Gather every line holding the string "content".

◇ ◇ ◇

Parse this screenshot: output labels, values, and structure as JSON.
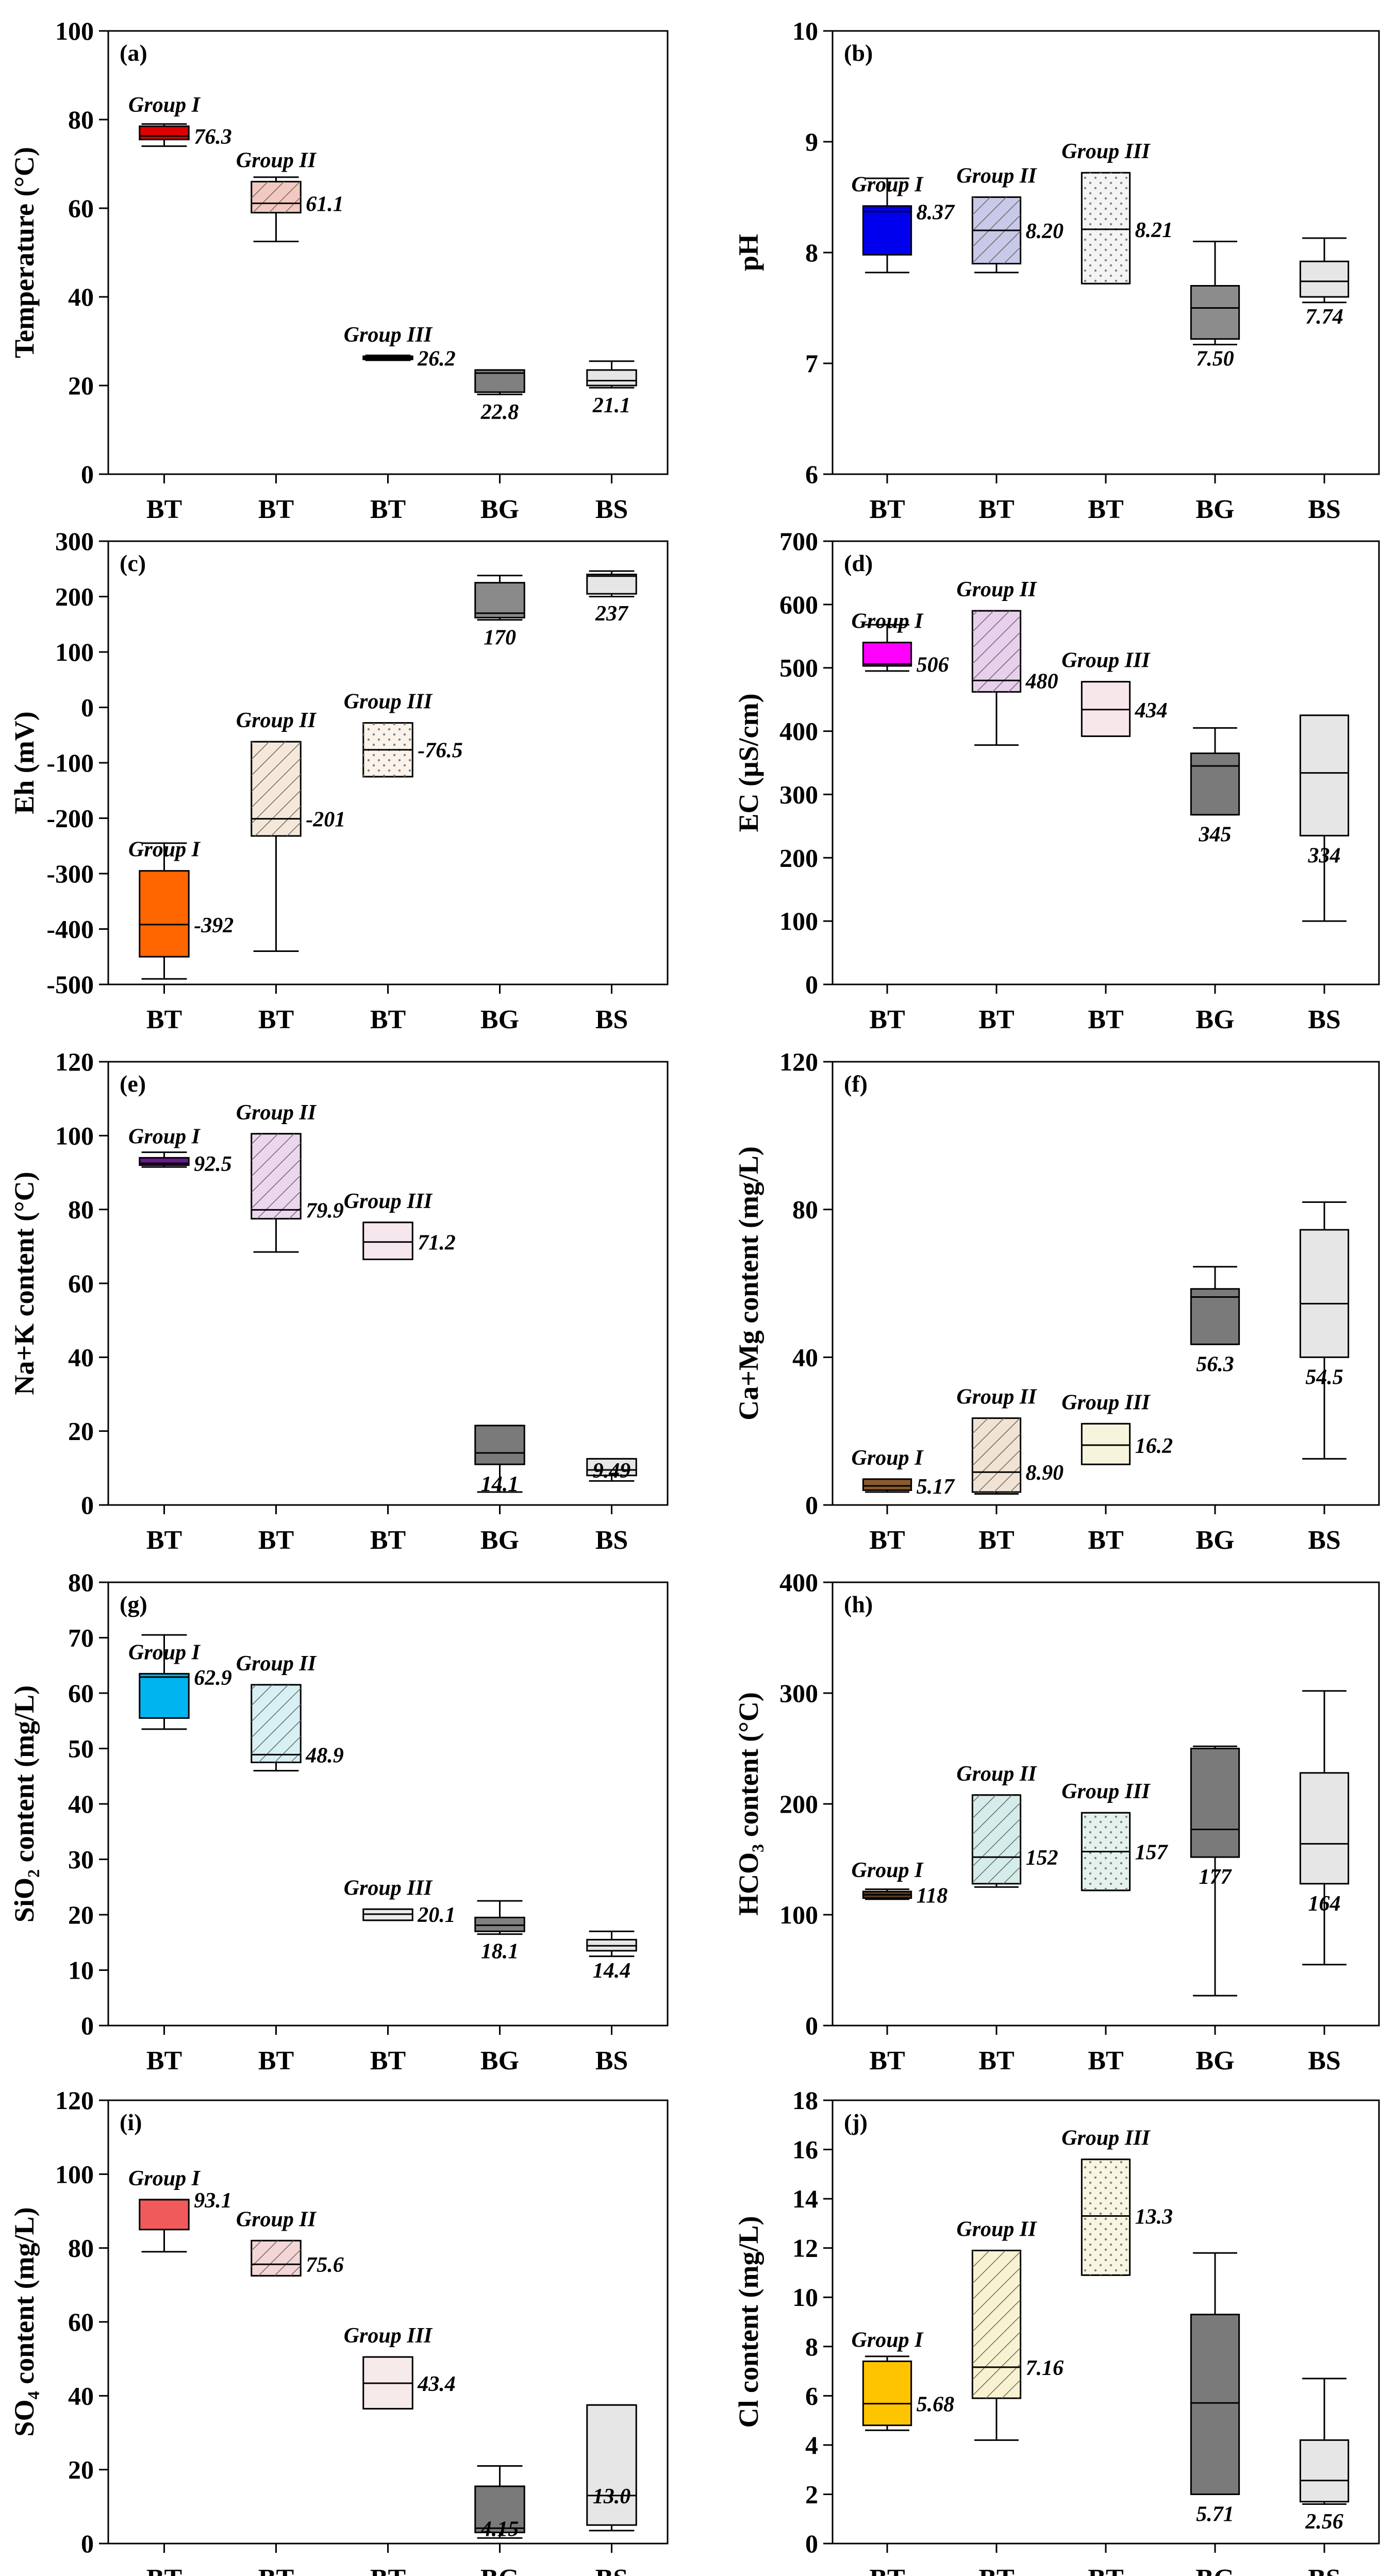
{
  "chart_data": [
    {
      "id": "a",
      "type": "box",
      "tag": "(a)",
      "ylabel": "Temperature (°C)",
      "ylim": [
        0,
        100
      ],
      "ticks": [
        0,
        20,
        40,
        60,
        80,
        100
      ],
      "categories": [
        "BT",
        "BT",
        "BT",
        "BG",
        "BS"
      ],
      "boxes": [
        {
          "min": 74,
          "q1": 75.5,
          "median": 76.3,
          "q3": 78.5,
          "max": 79,
          "fill": "#e00000",
          "pattern": "none",
          "value_label": "76.3",
          "group": "Group I"
        },
        {
          "min": 52.5,
          "q1": 59,
          "median": 61.1,
          "q3": 66,
          "max": 67,
          "fill": "#f2c8c0",
          "pattern": "hatch",
          "value_label": "61.1",
          "group": "Group II"
        },
        {
          "min": 25.7,
          "q1": 25.9,
          "median": 26.2,
          "q3": 26.6,
          "max": 26.8,
          "fill": "#000000",
          "pattern": "none",
          "value_label": "26.2",
          "group": "Group III"
        },
        {
          "min": 18,
          "q1": 18.5,
          "median": 22.8,
          "q3": 23.5,
          "max": 23.5,
          "fill": "#808080",
          "pattern": "none",
          "value_label": "22.8",
          "group": ""
        },
        {
          "min": 19.5,
          "q1": 20,
          "median": 21.1,
          "q3": 23.5,
          "max": 25.5,
          "fill": "#e6e6e6",
          "pattern": "none",
          "value_label": "21.1",
          "group": ""
        }
      ]
    },
    {
      "id": "b",
      "type": "box",
      "tag": "(b)",
      "ylabel": "pH",
      "ylim": [
        6,
        10
      ],
      "ticks": [
        6,
        7,
        8,
        9,
        10
      ],
      "categories": [
        "BT",
        "BT",
        "BT",
        "BG",
        "BS"
      ],
      "boxes": [
        {
          "min": 7.82,
          "q1": 7.98,
          "median": 8.37,
          "q3": 8.42,
          "max": 8.67,
          "fill": "#0000ee",
          "pattern": "none",
          "value_label": "8.37",
          "group": "Group I"
        },
        {
          "min": 7.82,
          "q1": 7.9,
          "median": 8.2,
          "q3": 8.5,
          "max": 8.5,
          "fill": "#c8c8e8",
          "pattern": "hatch",
          "value_label": "8.20",
          "group": "Group II"
        },
        {
          "min": 7.72,
          "q1": 7.72,
          "median": 8.21,
          "q3": 8.72,
          "max": 8.72,
          "fill": "#f4f4f4",
          "pattern": "dots",
          "value_label": "8.21",
          "group": "Group III"
        },
        {
          "min": 7.17,
          "q1": 7.22,
          "median": 7.5,
          "q3": 7.7,
          "max": 8.1,
          "fill": "#8c8c8c",
          "pattern": "none",
          "value_label": "7.50",
          "group": ""
        },
        {
          "min": 7.55,
          "q1": 7.6,
          "median": 7.74,
          "q3": 7.92,
          "max": 8.13,
          "fill": "#e6e6e6",
          "pattern": "none",
          "value_label": "7.74",
          "group": ""
        }
      ]
    },
    {
      "id": "c",
      "type": "box",
      "tag": "(c)",
      "ylabel": "Eh (mV)",
      "ylim": [
        -500,
        300
      ],
      "ticks": [
        -500,
        -400,
        -300,
        -200,
        -100,
        0,
        100,
        200,
        300
      ],
      "categories": [
        "BT",
        "BT",
        "BT",
        "BG",
        "BS"
      ],
      "boxes": [
        {
          "min": -490,
          "q1": -450,
          "median": -392,
          "q3": -295,
          "max": -245,
          "fill": "#ff6600",
          "pattern": "none",
          "value_label": "-392",
          "group": "Group I"
        },
        {
          "min": -440,
          "q1": -232,
          "median": -201,
          "q3": -62,
          "max": -62,
          "fill": "#f6e8d8",
          "pattern": "hatch",
          "value_label": "-201",
          "group": "Group II"
        },
        {
          "min": -125,
          "q1": -125,
          "median": -76.5,
          "q3": -28,
          "max": -28,
          "fill": "#fbf3ea",
          "pattern": "dots",
          "value_label": "-76.5",
          "group": "Group III"
        },
        {
          "min": 158,
          "q1": 162,
          "median": 170,
          "q3": 225,
          "max": 238,
          "fill": "#8a8a8a",
          "pattern": "none",
          "value_label": "170",
          "group": ""
        },
        {
          "min": 200,
          "q1": 205,
          "median": 237,
          "q3": 240,
          "max": 246,
          "fill": "#e6e6e6",
          "pattern": "none",
          "value_label": "237",
          "group": ""
        }
      ]
    },
    {
      "id": "d",
      "type": "box",
      "tag": "(d)",
      "ylabel": "EC (μS/cm)",
      "ylim": [
        0,
        700
      ],
      "ticks": [
        0,
        100,
        200,
        300,
        400,
        500,
        600,
        700
      ],
      "categories": [
        "BT",
        "BT",
        "BT",
        "BG",
        "BS"
      ],
      "boxes": [
        {
          "min": 495,
          "q1": 503,
          "median": 506,
          "q3": 540,
          "max": 568,
          "fill": "#ff00ff",
          "pattern": "none",
          "value_label": "506",
          "group": "Group I"
        },
        {
          "min": 378,
          "q1": 462,
          "median": 480,
          "q3": 590,
          "max": 590,
          "fill": "#e8d0ec",
          "pattern": "hatch",
          "value_label": "480",
          "group": "Group II"
        },
        {
          "min": 392,
          "q1": 392,
          "median": 434,
          "q3": 478,
          "max": 478,
          "fill": "#f7e6ea",
          "pattern": "none",
          "value_label": "434",
          "group": "Group III"
        },
        {
          "min": 268,
          "q1": 268,
          "median": 345,
          "q3": 365,
          "max": 405,
          "fill": "#7a7a7a",
          "pattern": "none",
          "value_label": "345",
          "group": ""
        },
        {
          "min": 100,
          "q1": 235,
          "median": 334,
          "q3": 425,
          "max": 425,
          "fill": "#e6e6e6",
          "pattern": "none",
          "value_label": "334",
          "group": ""
        }
      ]
    },
    {
      "id": "e",
      "type": "box",
      "tag": "(e)",
      "ylabel": "Na+K content (°C)",
      "ylim": [
        0,
        120
      ],
      "ticks": [
        0,
        20,
        40,
        60,
        80,
        100,
        120
      ],
      "categories": [
        "BT",
        "BT",
        "BT",
        "BG",
        "BS"
      ],
      "boxes": [
        {
          "min": 91.5,
          "q1": 92,
          "median": 92.5,
          "q3": 94,
          "max": 95.5,
          "fill": "#6a1a8a",
          "pattern": "none",
          "value_label": "92.5",
          "group": "Group I"
        },
        {
          "min": 68.5,
          "q1": 77.5,
          "median": 79.9,
          "q3": 100.5,
          "max": 100.5,
          "fill": "#ecd6ee",
          "pattern": "hatch",
          "value_label": "79.9",
          "group": "Group II"
        },
        {
          "min": 66.5,
          "q1": 66.5,
          "median": 71.2,
          "q3": 76.5,
          "max": 76.5,
          "fill": "#f6e6ee",
          "pattern": "none",
          "value_label": "71.2",
          "group": "Group III"
        },
        {
          "min": 3.5,
          "q1": 11,
          "median": 14.1,
          "q3": 21.5,
          "max": 21.5,
          "fill": "#7a7a7a",
          "pattern": "none",
          "value_label": "14.1",
          "group": ""
        },
        {
          "min": 6.5,
          "q1": 8,
          "median": 9.49,
          "q3": 12.5,
          "max": 12.5,
          "fill": "#e6e6e6",
          "pattern": "none",
          "value_label": "9.49",
          "group": ""
        }
      ]
    },
    {
      "id": "f",
      "type": "box",
      "tag": "(f)",
      "ylabel": "Ca+Mg content (mg/L)",
      "ylim": [
        0,
        120
      ],
      "ticks": [
        0,
        40,
        80,
        120
      ],
      "categories": [
        "BT",
        "BT",
        "BT",
        "BG",
        "BS"
      ],
      "boxes": [
        {
          "min": 3.5,
          "q1": 4,
          "median": 5.17,
          "q3": 7,
          "max": 7,
          "fill": "#8b5a2b",
          "pattern": "none",
          "value_label": "5.17",
          "group": "Group I"
        },
        {
          "min": 3,
          "q1": 3.5,
          "median": 8.9,
          "q3": 23.5,
          "max": 23.5,
          "fill": "#f1e3d3",
          "pattern": "hatch",
          "value_label": "8.90",
          "group": "Group II"
        },
        {
          "min": 11,
          "q1": 11,
          "median": 16.2,
          "q3": 22,
          "max": 22,
          "fill": "#f6f4dc",
          "pattern": "none",
          "value_label": "16.2",
          "group": "Group III"
        },
        {
          "min": 43.5,
          "q1": 43.5,
          "median": 56.3,
          "q3": 58.5,
          "max": 64.5,
          "fill": "#7a7a7a",
          "pattern": "none",
          "value_label": "56.3",
          "group": ""
        },
        {
          "min": 12.5,
          "q1": 40,
          "median": 54.5,
          "q3": 74.5,
          "max": 82,
          "fill": "#e6e6e6",
          "pattern": "none",
          "value_label": "54.5",
          "group": ""
        }
      ]
    },
    {
      "id": "g",
      "type": "box",
      "tag": "(g)",
      "ylabel": "SiO₂ content (mg/L)",
      "ylim": [
        0,
        80
      ],
      "ticks": [
        0,
        10,
        20,
        30,
        40,
        50,
        60,
        70,
        80
      ],
      "categories": [
        "BT",
        "BT",
        "BT",
        "BG",
        "BS"
      ],
      "boxes": [
        {
          "min": 53.5,
          "q1": 55.5,
          "median": 62.9,
          "q3": 63.5,
          "max": 70.5,
          "fill": "#00b4f0",
          "pattern": "none",
          "value_label": "62.9",
          "group": "Group I"
        },
        {
          "min": 46,
          "q1": 47.5,
          "median": 48.9,
          "q3": 61.5,
          "max": 61.5,
          "fill": "#d6f0f4",
          "pattern": "hatch",
          "value_label": "48.9",
          "group": "Group II"
        },
        {
          "min": 19,
          "q1": 19,
          "median": 20.1,
          "q3": 21,
          "max": 21,
          "fill": "#ececec",
          "pattern": "none",
          "value_label": "20.1",
          "group": "Group III"
        },
        {
          "min": 16.5,
          "q1": 17,
          "median": 18.1,
          "q3": 19.5,
          "max": 22.5,
          "fill": "#808080",
          "pattern": "none",
          "value_label": "18.1",
          "group": ""
        },
        {
          "min": 12.5,
          "q1": 13.5,
          "median": 14.4,
          "q3": 15.5,
          "max": 17,
          "fill": "#e6e6e6",
          "pattern": "none",
          "value_label": "14.4",
          "group": ""
        }
      ]
    },
    {
      "id": "h",
      "type": "box",
      "tag": "(h)",
      "ylabel": "HCO₃ content (°C)",
      "ylim": [
        0,
        400
      ],
      "ticks": [
        0,
        100,
        200,
        300,
        400
      ],
      "categories": [
        "BT",
        "BT",
        "BT",
        "BG",
        "BS"
      ],
      "boxes": [
        {
          "min": 114,
          "q1": 115,
          "median": 118,
          "q3": 121,
          "max": 123,
          "fill": "#5a3a20",
          "pattern": "none",
          "value_label": "118",
          "group": "Group I"
        },
        {
          "min": 125,
          "q1": 128,
          "median": 152,
          "q3": 208,
          "max": 208,
          "fill": "#d4ecea",
          "pattern": "hatch",
          "value_label": "152",
          "group": "Group II"
        },
        {
          "min": 122,
          "q1": 122,
          "median": 157,
          "q3": 192,
          "max": 192,
          "fill": "#e4f2ee",
          "pattern": "dots",
          "value_label": "157",
          "group": "Group III"
        },
        {
          "min": 27,
          "q1": 152,
          "median": 177,
          "q3": 250,
          "max": 252,
          "fill": "#7a7a7a",
          "pattern": "none",
          "value_label": "177",
          "group": ""
        },
        {
          "min": 55,
          "q1": 128,
          "median": 164,
          "q3": 228,
          "max": 302,
          "fill": "#e6e6e6",
          "pattern": "none",
          "value_label": "164",
          "group": ""
        }
      ]
    },
    {
      "id": "i",
      "type": "box",
      "tag": "(i)",
      "ylabel": "SO₄ content (mg/L)",
      "ylim": [
        0,
        120
      ],
      "ticks": [
        0,
        20,
        40,
        60,
        80,
        100,
        120
      ],
      "categories": [
        "BT",
        "BT",
        "BT",
        "BG",
        "BS"
      ],
      "boxes": [
        {
          "min": 79,
          "q1": 85,
          "median": 93.1,
          "q3": 93.1,
          "max": 93.1,
          "fill": "#f05a5a",
          "pattern": "none",
          "value_label": "93.1",
          "group": "Group I"
        },
        {
          "min": 72.5,
          "q1": 72.5,
          "median": 75.6,
          "q3": 82,
          "max": 82,
          "fill": "#f4d6d6",
          "pattern": "hatch",
          "value_label": "75.6",
          "group": "Group II"
        },
        {
          "min": 36.5,
          "q1": 36.5,
          "median": 43.4,
          "q3": 50.5,
          "max": 50.5,
          "fill": "#f6eaea",
          "pattern": "none",
          "value_label": "43.4",
          "group": "Group III"
        },
        {
          "min": 1.5,
          "q1": 3,
          "median": 4.15,
          "q3": 15.5,
          "max": 21,
          "fill": "#7a7a7a",
          "pattern": "none",
          "value_label": "4.15",
          "group": ""
        },
        {
          "min": 3.5,
          "q1": 5,
          "median": 13,
          "q3": 37.5,
          "max": 37.5,
          "fill": "#e6e6e6",
          "pattern": "none",
          "value_label": "13.0",
          "group": ""
        }
      ]
    },
    {
      "id": "j",
      "type": "box",
      "tag": "(j)",
      "ylabel": "Cl content (mg/L)",
      "ylim": [
        0,
        18
      ],
      "ticks": [
        0,
        2,
        4,
        6,
        8,
        10,
        12,
        14,
        16,
        18
      ],
      "categories": [
        "BT",
        "BT",
        "BT",
        "BG",
        "BS"
      ],
      "boxes": [
        {
          "min": 4.6,
          "q1": 4.8,
          "median": 5.68,
          "q3": 7.4,
          "max": 7.6,
          "fill": "#ffc400",
          "pattern": "none",
          "value_label": "5.68",
          "group": "Group I"
        },
        {
          "min": 4.2,
          "q1": 5.9,
          "median": 7.16,
          "q3": 11.9,
          "max": 11.9,
          "fill": "#f8f2d0",
          "pattern": "hatch",
          "value_label": "7.16",
          "group": "Group II"
        },
        {
          "min": 10.9,
          "q1": 10.9,
          "median": 13.3,
          "q3": 15.6,
          "max": 15.6,
          "fill": "#f8f6e0",
          "pattern": "dots",
          "value_label": "13.3",
          "group": "Group III"
        },
        {
          "min": 2,
          "q1": 2,
          "median": 5.71,
          "q3": 9.3,
          "max": 11.8,
          "fill": "#7a7a7a",
          "pattern": "none",
          "value_label": "5.71",
          "group": ""
        },
        {
          "min": 1.6,
          "q1": 1.7,
          "median": 2.56,
          "q3": 4.2,
          "max": 6.7,
          "fill": "#e6e6e6",
          "pattern": "none",
          "value_label": "2.56",
          "group": ""
        }
      ]
    }
  ]
}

◇ ◇ ◇

• **In response**:
      "ylabel": "Na+K content (°C)",
      "ylabel": "Ca+Mg content (mg/L)",
      "ylabel": "SiO₂ content (mg/L)",
      "ylabel": "HCO₃ content (°C)",
      "ylabel": "SO₄ content (mg/L)",
      "ylabel": "Cl content (mg/L)",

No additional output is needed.